## EXERCISE GOAL
Reproduce every entry in the listing without alteration.

* Start SUPPLIED DATA *

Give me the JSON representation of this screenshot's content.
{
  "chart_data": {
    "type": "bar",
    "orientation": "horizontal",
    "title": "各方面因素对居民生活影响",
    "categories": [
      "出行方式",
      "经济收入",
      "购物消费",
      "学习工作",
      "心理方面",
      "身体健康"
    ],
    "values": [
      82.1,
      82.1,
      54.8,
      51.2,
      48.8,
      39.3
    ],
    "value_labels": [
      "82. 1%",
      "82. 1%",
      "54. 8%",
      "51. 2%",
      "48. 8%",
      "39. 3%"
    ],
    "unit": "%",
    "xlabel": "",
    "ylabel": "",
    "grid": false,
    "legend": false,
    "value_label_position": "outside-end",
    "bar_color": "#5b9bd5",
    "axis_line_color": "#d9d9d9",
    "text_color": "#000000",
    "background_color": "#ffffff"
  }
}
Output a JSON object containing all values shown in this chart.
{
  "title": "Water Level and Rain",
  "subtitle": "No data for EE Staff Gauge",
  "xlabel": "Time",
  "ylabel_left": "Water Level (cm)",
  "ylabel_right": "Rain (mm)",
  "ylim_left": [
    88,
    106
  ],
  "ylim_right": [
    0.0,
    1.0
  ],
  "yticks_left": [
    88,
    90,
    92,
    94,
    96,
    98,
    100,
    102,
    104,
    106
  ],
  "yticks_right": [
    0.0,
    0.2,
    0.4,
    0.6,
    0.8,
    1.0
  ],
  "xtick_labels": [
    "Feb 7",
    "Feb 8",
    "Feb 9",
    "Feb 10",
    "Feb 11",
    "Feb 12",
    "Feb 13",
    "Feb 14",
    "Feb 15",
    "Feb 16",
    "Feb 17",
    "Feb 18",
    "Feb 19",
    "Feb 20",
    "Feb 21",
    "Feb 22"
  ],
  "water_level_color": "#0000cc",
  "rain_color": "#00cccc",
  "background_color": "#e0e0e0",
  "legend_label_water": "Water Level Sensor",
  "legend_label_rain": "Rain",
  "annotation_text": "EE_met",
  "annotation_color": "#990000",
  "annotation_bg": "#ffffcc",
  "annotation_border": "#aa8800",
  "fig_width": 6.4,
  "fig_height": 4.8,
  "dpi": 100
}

* End SUPPLIED DATA *

## TASK OUTPUT
Give me the JSON representation of this screenshot's content.
{
  "chart_data": {
    "type": "bar",
    "orientation": "horizontal",
    "title": "各方面因素对居民生活影响",
    "categories": [
      "出行方式",
      "经济收入",
      "购物消费",
      "学习工作",
      "心理方面",
      "身体健康"
    ],
    "values": [
      82.1,
      82.1,
      54.8,
      51.2,
      48.8,
      39.3
    ],
    "value_labels": [
      "82. 1%",
      "82. 1%",
      "54. 8%",
      "51. 2%",
      "48. 8%",
      "39. 3%"
    ],
    "unit": "%",
    "xlabel": "",
    "ylabel": "",
    "grid": false,
    "legend": false,
    "value_label_position": "outside-end",
    "bar_color": "#5b9bd5",
    "axis_line_color": "#d9d9d9",
    "text_color": "#000000",
    "background_color": "#ffffff"
  }
}
Output a JSON object containing all values shown in this chart.
{
  "title": "Water Level and Rain",
  "subtitle": "No data for EE Staff Gauge",
  "xlabel": "Time",
  "ylabel_left": "Water Level (cm)",
  "ylabel_right": "Rain (mm)",
  "ylim_left": [
    88,
    106
  ],
  "ylim_right": [
    0.0,
    1.0
  ],
  "yticks_left": [
    88,
    90,
    92,
    94,
    96,
    98,
    100,
    102,
    104,
    106
  ],
  "yticks_right": [
    0.0,
    0.2,
    0.4,
    0.6,
    0.8,
    1.0
  ],
  "xtick_labels": [
    "Feb 7",
    "Feb 8",
    "Feb 9",
    "Feb 10",
    "Feb 11",
    "Feb 12",
    "Feb 13",
    "Feb 14",
    "Feb 15",
    "Feb 16",
    "Feb 17",
    "Feb 18",
    "Feb 19",
    "Feb 20",
    "Feb 21",
    "Feb 22"
  ],
  "water_level_color": "#0000cc",
  "rain_color": "#00cccc",
  "background_color": "#e0e0e0",
  "legend_label_water": "Water Level Sensor",
  "legend_label_rain": "Rain",
  "annotation_text": "EE_met",
  "annotation_color": "#990000",
  "annotation_bg": "#ffffcc",
  "annotation_border": "#aa8800",
  "fig_width": 6.4,
  "fig_height": 4.8,
  "dpi": 100
}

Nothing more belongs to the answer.